▽

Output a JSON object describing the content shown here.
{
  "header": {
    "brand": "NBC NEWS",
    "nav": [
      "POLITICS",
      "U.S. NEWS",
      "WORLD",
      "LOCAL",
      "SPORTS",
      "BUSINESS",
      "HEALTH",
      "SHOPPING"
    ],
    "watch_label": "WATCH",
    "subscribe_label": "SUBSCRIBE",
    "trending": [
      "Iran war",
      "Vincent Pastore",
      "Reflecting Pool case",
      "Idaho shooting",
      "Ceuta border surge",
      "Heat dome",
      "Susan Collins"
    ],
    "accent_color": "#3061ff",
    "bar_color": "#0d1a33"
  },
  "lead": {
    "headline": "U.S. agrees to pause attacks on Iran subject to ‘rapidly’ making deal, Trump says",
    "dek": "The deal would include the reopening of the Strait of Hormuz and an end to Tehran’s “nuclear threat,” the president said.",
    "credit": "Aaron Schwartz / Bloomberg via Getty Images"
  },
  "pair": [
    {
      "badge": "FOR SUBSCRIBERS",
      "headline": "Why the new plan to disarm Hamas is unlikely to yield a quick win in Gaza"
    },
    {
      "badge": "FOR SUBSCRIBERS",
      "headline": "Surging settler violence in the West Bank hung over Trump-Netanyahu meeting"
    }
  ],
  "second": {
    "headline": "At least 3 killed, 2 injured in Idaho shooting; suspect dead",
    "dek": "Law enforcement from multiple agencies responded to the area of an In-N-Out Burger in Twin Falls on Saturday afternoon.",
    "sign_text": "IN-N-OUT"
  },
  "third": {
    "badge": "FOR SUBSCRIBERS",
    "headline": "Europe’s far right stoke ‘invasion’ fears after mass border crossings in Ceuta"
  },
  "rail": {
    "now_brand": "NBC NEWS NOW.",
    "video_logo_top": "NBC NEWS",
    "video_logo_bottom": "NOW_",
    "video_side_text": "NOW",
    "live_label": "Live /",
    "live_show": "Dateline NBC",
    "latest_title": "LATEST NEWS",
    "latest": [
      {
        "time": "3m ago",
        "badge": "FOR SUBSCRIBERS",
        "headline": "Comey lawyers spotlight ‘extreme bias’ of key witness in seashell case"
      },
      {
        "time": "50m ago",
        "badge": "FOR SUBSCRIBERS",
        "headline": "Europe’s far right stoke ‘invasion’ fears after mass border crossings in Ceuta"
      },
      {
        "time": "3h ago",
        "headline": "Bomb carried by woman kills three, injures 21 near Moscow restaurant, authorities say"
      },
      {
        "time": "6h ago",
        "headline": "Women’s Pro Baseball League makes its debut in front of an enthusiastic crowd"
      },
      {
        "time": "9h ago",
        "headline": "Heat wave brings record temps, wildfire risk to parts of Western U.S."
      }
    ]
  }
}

△
▽

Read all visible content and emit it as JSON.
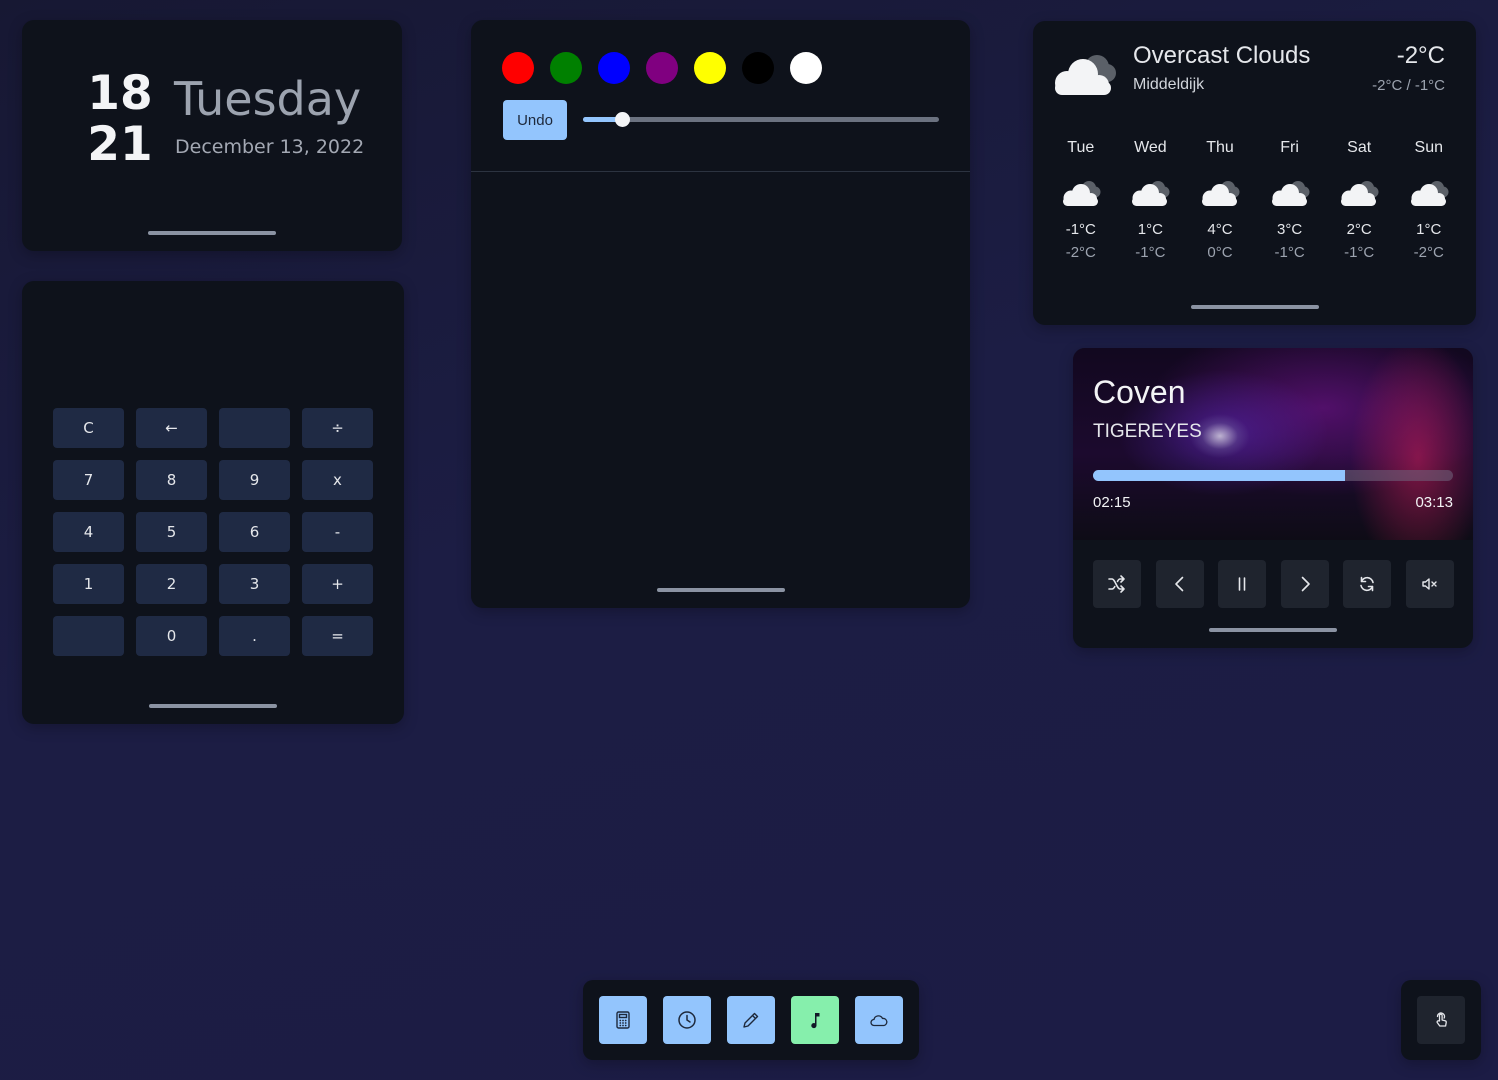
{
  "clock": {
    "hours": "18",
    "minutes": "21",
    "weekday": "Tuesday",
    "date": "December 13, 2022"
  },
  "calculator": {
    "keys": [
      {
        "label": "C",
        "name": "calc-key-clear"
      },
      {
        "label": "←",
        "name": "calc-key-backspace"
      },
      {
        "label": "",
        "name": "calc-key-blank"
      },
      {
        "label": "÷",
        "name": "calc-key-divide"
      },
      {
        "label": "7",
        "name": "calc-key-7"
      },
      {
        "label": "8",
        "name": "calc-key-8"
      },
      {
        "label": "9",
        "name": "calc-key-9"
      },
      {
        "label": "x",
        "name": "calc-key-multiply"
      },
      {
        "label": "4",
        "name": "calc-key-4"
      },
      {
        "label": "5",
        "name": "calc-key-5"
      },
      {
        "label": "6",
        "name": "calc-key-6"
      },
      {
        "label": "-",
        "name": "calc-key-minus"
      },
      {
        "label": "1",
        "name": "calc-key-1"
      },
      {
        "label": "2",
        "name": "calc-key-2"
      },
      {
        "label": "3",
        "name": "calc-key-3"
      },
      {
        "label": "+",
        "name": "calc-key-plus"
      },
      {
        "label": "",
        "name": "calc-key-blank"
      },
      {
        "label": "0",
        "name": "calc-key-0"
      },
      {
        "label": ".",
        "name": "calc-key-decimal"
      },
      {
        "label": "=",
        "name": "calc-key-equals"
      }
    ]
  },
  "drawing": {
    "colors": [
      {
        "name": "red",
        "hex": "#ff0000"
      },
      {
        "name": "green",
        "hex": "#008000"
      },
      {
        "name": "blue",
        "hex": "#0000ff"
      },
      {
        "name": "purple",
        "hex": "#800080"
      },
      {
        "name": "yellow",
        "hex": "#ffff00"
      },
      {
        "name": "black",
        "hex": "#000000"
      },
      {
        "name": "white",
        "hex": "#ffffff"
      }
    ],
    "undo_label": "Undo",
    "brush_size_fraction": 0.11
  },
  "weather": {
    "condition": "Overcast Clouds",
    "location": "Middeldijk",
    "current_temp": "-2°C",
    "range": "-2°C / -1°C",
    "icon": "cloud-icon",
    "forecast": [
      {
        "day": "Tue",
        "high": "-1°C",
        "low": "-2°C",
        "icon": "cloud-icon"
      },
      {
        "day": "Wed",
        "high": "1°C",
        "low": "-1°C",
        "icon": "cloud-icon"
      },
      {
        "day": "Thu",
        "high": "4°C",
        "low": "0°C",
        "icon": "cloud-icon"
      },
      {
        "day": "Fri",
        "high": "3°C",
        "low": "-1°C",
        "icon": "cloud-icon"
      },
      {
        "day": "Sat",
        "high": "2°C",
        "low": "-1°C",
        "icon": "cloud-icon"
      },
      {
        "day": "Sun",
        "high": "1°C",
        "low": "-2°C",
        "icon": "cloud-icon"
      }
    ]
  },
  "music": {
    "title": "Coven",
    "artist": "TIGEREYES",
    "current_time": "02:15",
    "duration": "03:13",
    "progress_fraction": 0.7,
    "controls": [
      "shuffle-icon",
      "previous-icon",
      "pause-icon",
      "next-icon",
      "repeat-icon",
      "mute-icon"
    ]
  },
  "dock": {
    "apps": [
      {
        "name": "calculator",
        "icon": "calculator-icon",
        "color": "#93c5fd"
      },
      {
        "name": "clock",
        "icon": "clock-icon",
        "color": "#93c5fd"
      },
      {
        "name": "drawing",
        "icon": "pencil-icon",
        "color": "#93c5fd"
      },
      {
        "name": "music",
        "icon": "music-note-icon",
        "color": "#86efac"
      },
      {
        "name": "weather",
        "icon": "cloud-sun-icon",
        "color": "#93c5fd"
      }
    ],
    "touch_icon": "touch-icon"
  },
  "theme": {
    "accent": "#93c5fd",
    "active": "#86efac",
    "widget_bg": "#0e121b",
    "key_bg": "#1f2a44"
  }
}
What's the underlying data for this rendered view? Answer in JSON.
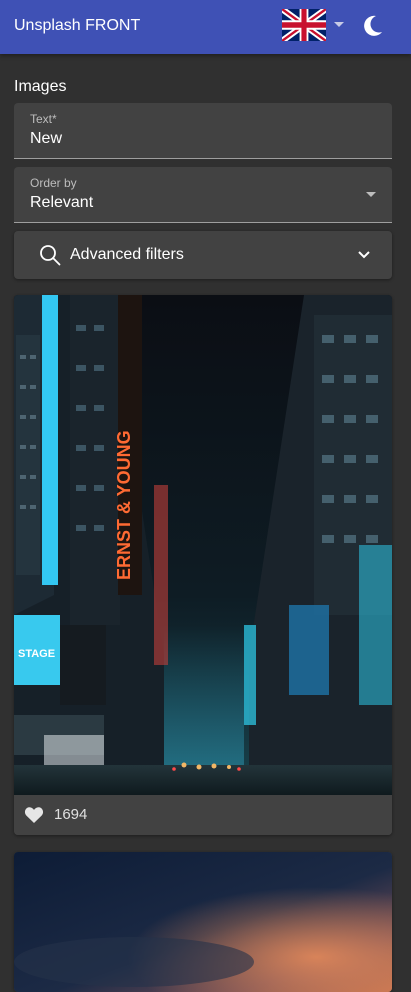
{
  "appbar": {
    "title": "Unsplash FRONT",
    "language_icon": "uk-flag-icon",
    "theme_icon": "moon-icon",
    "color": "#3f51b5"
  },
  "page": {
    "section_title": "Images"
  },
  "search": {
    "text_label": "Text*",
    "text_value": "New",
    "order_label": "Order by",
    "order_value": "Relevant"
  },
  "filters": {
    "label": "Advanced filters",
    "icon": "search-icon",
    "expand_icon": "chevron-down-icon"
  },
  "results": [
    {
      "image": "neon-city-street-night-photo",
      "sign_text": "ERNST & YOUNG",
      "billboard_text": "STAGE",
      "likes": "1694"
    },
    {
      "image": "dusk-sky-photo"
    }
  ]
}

△
▽

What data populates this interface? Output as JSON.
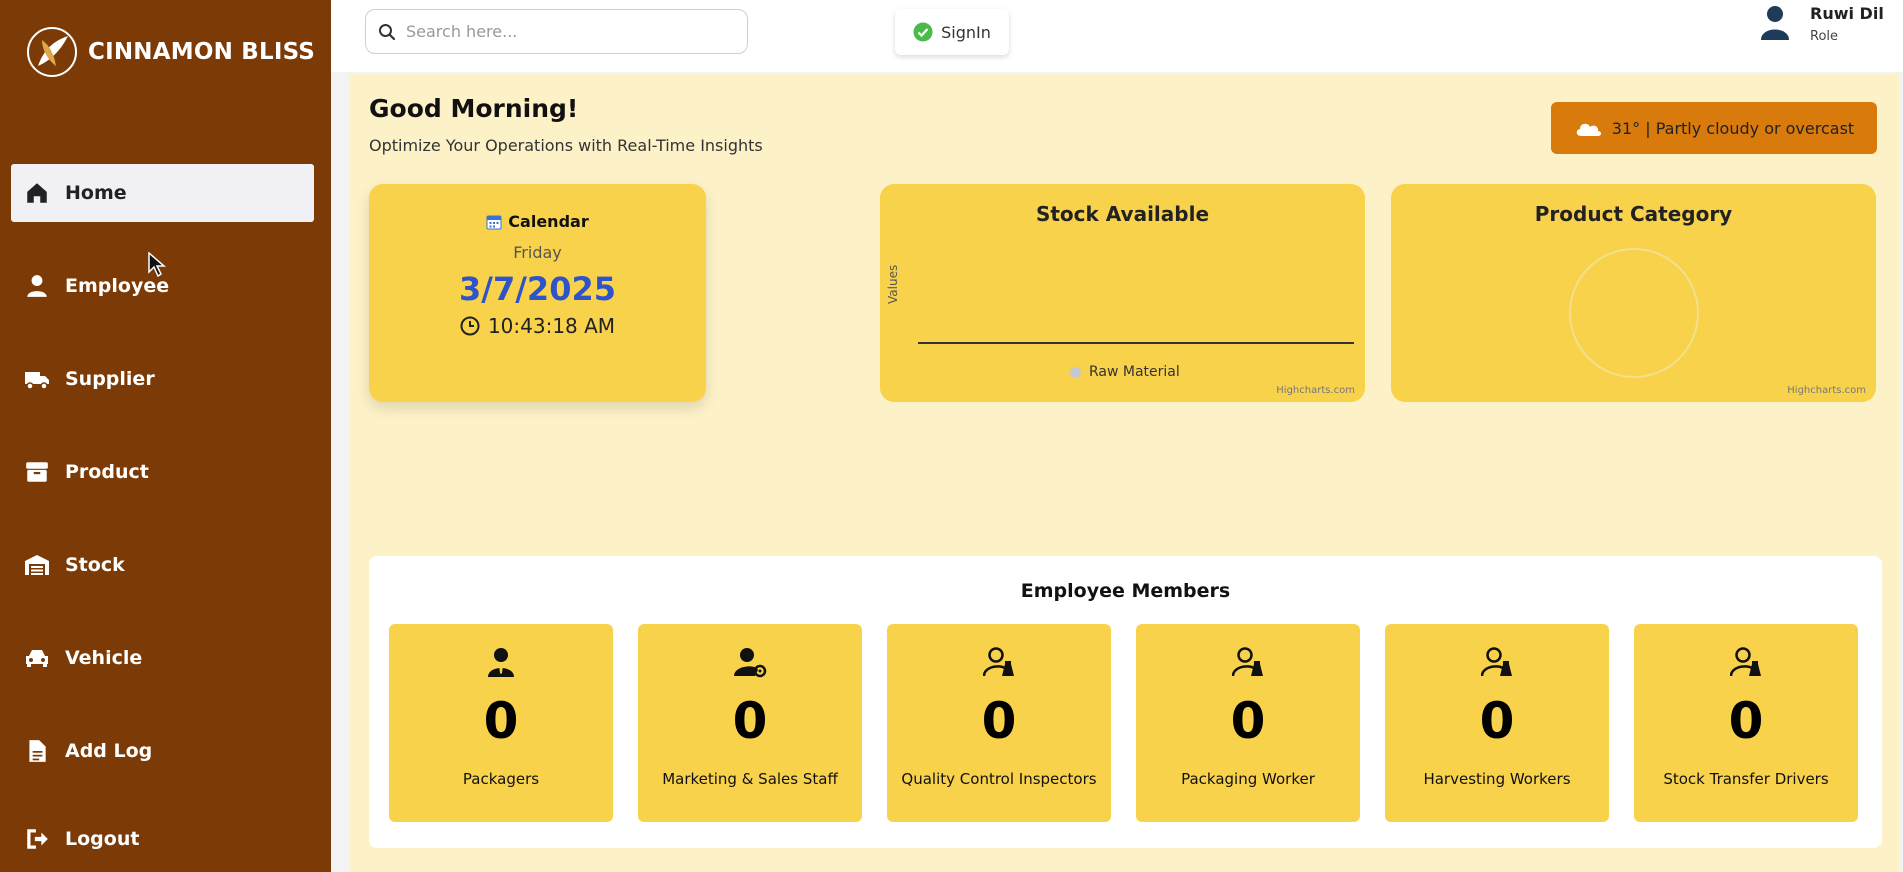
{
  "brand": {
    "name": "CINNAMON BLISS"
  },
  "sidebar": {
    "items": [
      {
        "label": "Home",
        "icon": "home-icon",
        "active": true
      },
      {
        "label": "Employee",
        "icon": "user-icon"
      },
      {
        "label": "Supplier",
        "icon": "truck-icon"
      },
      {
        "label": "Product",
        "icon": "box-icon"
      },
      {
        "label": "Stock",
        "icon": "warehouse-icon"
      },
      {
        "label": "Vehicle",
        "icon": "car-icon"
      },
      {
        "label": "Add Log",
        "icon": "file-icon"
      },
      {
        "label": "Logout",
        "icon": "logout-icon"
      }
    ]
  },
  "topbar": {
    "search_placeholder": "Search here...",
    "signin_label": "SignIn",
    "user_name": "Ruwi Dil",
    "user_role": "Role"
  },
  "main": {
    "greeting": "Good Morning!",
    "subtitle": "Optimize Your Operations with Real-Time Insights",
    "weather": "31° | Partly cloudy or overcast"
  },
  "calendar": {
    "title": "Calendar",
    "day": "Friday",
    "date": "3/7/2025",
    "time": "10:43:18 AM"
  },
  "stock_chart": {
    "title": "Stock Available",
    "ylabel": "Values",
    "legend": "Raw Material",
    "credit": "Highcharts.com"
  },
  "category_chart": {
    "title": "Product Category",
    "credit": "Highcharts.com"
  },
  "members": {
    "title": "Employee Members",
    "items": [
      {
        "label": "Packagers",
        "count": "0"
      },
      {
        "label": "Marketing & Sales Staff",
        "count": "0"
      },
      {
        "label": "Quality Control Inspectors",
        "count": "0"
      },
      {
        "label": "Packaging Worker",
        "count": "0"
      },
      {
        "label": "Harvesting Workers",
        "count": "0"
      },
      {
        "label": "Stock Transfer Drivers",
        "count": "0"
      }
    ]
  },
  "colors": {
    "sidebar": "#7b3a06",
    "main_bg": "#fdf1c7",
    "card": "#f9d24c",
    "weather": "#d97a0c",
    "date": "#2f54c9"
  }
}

△

= REQUIREMENTS =
For each line of the listing that holds the word "border", show that line.

= WRITTEN ANSWER =
      "Ceuta border surge",
    "headline": "Europe’s far right stoke ‘invasion’ fears after mass border crossings in Ceuta"
        "headline": "Europe’s far right stoke ‘invasion’ fears after mass border crossings in Ceuta"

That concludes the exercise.